■ Exercise requirements
Look through the records that follow. Copy every line containing the word "nick".
--- Extracted entries ---
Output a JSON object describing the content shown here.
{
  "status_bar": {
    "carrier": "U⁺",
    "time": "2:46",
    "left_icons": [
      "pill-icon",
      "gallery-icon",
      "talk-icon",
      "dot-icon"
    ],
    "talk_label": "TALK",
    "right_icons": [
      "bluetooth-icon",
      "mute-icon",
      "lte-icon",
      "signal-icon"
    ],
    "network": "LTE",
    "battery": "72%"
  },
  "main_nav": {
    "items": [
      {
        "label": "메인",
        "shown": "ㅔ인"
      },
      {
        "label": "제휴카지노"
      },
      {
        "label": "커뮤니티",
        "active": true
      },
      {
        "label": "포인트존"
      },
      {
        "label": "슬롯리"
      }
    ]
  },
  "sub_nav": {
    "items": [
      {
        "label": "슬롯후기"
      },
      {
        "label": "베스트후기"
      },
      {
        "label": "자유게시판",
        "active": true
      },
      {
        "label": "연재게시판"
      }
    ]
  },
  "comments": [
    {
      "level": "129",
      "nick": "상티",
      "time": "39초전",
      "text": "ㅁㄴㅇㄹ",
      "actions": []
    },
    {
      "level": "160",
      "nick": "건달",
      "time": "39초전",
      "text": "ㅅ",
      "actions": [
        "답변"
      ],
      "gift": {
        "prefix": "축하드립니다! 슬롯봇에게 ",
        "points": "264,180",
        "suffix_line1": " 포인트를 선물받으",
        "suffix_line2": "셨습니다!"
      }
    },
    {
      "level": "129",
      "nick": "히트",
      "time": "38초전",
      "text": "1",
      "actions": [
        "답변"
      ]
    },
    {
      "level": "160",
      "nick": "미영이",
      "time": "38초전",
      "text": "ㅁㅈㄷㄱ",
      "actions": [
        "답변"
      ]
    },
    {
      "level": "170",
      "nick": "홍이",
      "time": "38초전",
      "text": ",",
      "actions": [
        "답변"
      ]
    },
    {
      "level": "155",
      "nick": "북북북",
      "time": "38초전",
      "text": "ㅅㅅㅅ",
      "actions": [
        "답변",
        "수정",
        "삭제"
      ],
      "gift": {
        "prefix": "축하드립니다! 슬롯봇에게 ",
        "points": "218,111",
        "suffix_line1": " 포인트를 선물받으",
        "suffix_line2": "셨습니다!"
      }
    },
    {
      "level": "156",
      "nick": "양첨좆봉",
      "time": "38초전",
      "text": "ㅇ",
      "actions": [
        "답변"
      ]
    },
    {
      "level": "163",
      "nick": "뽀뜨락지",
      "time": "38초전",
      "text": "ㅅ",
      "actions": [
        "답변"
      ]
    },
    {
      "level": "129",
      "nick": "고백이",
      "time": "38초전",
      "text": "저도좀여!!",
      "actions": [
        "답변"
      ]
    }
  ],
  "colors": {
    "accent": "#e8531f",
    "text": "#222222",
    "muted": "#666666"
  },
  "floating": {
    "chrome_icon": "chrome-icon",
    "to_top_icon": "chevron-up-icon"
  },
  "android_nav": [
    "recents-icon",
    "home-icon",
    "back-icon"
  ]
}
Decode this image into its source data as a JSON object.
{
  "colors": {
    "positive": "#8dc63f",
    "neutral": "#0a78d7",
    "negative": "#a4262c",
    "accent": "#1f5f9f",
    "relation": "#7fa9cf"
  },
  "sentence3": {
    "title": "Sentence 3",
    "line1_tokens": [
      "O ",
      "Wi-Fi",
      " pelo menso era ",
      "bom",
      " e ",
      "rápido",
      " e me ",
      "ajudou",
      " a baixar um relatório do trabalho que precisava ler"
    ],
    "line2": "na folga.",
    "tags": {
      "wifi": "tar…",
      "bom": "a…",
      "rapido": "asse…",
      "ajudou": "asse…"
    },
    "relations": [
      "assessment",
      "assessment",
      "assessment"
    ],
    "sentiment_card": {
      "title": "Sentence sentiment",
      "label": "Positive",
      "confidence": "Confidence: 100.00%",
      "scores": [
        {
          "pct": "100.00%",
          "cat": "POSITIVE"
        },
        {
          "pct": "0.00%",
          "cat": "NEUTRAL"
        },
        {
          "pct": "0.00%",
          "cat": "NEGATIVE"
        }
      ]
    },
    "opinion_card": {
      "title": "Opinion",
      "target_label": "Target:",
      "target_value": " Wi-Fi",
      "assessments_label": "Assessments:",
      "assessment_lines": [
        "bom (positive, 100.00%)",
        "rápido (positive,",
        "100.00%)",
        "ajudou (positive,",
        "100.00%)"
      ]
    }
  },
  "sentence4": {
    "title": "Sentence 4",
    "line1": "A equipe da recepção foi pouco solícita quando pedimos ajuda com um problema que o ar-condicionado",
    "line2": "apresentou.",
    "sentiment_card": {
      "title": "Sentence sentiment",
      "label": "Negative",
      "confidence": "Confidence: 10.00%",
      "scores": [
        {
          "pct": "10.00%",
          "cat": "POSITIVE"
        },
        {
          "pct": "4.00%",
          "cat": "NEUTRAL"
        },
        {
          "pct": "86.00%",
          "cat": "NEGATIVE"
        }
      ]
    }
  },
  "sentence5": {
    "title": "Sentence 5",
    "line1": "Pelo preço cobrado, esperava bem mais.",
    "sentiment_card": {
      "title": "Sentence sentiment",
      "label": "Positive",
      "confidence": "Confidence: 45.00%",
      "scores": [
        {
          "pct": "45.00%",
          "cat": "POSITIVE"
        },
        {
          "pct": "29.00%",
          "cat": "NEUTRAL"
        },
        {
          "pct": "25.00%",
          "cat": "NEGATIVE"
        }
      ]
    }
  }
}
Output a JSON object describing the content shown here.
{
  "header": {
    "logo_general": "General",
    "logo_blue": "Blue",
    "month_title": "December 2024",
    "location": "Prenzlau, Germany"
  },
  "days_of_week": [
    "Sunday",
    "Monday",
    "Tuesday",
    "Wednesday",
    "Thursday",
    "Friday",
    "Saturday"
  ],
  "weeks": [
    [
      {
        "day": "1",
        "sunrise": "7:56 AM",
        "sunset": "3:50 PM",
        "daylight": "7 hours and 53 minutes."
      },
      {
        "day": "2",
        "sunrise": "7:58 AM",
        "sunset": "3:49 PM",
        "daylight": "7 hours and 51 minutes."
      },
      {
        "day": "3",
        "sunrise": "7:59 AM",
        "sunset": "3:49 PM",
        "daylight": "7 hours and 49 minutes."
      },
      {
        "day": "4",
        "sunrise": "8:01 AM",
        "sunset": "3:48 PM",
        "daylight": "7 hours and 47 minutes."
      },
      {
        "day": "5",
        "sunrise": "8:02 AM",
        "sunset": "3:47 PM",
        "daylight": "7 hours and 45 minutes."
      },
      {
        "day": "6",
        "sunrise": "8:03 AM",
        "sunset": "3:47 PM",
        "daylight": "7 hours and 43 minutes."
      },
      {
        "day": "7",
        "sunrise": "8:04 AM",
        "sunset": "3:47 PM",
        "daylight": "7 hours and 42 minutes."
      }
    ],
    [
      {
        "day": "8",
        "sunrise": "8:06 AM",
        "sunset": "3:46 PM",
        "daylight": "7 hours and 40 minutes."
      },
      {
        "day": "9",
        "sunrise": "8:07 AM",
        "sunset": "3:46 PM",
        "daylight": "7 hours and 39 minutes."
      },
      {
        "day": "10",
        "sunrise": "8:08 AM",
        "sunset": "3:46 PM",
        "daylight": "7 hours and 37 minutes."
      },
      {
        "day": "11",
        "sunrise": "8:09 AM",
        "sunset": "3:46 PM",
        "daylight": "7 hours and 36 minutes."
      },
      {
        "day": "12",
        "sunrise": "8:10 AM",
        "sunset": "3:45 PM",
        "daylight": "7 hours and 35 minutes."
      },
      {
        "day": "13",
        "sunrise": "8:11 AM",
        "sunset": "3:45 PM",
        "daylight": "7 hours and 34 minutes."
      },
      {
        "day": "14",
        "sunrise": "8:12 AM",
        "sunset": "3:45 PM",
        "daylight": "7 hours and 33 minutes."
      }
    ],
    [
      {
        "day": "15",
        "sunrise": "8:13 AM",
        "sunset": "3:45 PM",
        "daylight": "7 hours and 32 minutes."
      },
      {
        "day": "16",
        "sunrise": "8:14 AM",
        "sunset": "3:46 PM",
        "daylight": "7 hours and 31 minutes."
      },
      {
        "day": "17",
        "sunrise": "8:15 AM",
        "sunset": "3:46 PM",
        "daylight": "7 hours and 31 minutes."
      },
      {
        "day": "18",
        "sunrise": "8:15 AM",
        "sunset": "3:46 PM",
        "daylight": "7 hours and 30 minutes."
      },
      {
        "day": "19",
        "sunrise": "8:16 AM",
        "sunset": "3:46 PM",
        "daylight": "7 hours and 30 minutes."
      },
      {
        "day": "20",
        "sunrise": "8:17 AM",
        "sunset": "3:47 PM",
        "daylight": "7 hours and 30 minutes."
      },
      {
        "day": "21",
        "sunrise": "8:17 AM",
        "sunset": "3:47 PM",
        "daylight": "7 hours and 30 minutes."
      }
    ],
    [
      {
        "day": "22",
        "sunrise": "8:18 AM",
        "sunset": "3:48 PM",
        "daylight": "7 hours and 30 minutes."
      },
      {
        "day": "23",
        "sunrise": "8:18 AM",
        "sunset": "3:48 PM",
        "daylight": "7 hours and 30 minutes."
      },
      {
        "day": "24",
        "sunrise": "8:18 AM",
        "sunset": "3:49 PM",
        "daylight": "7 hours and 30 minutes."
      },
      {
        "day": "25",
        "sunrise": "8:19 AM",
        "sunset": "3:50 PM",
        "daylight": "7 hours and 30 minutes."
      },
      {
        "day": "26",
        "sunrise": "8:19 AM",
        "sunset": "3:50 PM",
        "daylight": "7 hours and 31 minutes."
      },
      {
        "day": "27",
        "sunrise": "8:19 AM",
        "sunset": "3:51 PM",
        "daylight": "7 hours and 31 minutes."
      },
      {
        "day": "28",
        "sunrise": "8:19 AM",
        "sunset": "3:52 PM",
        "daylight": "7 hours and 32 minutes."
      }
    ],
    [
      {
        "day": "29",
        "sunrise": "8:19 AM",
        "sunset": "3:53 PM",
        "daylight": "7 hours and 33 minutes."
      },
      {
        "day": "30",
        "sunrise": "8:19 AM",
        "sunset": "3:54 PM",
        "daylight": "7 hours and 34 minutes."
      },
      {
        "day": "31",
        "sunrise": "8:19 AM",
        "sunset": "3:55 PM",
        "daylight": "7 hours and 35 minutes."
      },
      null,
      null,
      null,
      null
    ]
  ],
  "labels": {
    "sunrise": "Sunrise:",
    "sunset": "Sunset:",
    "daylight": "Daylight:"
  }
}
---
■ The result
      "nick": "상티",
      "nick": "건달",
      "nick": "히트",
      "nick": "미영이",
      "nick": "홍이",
      "nick": "북북북",
      "nick": "양첨좆봉",
      "nick": "뽀뜨락지",
      "nick": "고백이",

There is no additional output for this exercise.